[start Source data]

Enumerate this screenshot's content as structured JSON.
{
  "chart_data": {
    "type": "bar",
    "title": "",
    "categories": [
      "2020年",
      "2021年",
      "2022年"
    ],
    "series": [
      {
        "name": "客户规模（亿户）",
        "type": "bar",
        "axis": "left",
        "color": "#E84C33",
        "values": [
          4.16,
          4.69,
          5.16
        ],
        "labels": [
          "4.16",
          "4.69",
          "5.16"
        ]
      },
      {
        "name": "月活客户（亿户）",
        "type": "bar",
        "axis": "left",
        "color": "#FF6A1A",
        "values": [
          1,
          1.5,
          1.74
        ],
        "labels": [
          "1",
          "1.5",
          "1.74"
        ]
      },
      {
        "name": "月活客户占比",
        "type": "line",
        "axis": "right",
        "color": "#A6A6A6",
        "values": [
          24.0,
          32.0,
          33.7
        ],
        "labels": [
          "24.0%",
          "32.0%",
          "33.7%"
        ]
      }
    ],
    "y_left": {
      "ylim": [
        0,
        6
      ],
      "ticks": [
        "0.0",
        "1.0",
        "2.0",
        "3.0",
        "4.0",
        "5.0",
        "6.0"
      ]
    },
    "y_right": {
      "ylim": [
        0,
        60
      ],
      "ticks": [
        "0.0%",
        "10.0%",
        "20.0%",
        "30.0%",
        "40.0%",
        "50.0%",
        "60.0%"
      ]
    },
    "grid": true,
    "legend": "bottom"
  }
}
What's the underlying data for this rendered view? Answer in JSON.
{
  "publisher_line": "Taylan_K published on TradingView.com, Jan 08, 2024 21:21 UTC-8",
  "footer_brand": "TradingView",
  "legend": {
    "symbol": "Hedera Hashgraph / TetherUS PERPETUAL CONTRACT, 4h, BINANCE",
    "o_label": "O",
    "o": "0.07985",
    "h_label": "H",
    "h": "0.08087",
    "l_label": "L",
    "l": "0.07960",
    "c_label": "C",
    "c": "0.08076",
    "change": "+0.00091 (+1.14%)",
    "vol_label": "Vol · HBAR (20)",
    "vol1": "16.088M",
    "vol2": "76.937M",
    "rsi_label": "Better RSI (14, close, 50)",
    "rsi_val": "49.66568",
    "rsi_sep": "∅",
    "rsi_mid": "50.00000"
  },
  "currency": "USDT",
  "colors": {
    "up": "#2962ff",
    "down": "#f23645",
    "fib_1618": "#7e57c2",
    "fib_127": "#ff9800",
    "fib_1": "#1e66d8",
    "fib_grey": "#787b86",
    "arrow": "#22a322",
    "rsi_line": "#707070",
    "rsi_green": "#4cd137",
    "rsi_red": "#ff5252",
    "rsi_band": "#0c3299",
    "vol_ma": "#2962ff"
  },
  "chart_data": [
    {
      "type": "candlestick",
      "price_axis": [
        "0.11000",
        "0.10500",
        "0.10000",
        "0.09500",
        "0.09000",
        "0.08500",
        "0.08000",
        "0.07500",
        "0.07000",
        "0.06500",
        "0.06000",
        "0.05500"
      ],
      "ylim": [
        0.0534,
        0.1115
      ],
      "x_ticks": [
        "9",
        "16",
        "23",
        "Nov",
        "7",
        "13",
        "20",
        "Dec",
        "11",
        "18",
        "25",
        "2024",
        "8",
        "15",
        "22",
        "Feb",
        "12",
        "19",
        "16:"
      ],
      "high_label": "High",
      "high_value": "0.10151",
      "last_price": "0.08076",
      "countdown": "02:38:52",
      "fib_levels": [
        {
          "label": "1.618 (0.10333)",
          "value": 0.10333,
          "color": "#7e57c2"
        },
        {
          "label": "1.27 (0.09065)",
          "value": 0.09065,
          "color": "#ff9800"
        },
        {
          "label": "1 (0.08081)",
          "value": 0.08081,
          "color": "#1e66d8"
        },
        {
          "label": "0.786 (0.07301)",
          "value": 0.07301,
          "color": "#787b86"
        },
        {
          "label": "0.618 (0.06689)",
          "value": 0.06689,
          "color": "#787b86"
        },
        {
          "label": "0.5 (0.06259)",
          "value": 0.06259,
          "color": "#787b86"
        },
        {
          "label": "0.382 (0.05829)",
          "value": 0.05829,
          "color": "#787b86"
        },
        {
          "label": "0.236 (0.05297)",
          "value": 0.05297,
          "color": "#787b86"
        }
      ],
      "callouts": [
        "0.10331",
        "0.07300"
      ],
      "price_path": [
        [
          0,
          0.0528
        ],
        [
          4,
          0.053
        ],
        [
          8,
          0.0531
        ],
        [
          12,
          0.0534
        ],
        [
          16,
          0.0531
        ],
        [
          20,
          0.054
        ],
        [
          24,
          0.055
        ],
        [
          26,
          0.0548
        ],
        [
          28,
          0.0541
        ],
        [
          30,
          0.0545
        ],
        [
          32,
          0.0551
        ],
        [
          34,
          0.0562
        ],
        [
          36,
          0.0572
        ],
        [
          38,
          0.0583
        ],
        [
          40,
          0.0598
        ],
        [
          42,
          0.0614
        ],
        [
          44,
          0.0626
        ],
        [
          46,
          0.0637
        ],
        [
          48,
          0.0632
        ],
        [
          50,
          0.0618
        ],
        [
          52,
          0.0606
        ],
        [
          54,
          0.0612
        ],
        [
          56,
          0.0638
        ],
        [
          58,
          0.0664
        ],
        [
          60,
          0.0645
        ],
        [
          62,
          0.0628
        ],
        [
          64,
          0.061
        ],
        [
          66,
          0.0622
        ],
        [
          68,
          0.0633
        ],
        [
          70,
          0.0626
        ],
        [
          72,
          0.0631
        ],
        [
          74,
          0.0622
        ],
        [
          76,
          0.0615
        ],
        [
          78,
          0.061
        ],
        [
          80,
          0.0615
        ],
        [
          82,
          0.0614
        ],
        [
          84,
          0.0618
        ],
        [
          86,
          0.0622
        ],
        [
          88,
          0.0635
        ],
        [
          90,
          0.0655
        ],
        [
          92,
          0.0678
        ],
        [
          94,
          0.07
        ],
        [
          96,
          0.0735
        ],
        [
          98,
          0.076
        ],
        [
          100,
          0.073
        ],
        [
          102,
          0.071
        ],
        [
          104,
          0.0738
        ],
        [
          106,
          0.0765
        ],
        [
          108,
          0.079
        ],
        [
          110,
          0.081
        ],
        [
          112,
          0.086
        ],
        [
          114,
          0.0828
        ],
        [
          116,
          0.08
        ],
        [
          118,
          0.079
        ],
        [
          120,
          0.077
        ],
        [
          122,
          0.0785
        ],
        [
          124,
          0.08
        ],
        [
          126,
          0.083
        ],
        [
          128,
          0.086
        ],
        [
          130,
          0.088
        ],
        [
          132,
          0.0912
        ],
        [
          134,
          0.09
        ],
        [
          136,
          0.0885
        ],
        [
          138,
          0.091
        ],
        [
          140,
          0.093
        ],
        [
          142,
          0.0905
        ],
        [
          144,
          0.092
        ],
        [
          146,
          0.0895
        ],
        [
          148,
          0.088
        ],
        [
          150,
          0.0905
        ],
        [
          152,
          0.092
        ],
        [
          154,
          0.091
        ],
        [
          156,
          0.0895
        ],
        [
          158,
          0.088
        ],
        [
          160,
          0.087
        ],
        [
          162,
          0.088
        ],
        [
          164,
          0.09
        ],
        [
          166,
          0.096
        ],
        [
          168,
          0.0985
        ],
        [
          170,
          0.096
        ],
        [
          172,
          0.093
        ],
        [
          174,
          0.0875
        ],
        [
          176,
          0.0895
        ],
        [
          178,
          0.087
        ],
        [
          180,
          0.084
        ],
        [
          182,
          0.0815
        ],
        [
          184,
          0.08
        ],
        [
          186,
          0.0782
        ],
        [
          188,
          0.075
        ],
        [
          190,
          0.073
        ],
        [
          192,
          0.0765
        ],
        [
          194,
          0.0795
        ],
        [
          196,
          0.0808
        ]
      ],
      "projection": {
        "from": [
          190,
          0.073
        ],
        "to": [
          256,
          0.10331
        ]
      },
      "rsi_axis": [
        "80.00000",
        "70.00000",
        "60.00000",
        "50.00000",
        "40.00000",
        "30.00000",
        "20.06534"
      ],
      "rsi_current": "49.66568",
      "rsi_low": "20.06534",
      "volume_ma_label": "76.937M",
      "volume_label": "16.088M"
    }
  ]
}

[end Source data]

_Problem to work on_
Select every line of the records holding the string "TradingView".

_Written response_
  "publisher_line": "Taylan_K published on TradingView.com, Jan 08, 2024 21:21 UTC-8",
  "footer_brand": "TradingView",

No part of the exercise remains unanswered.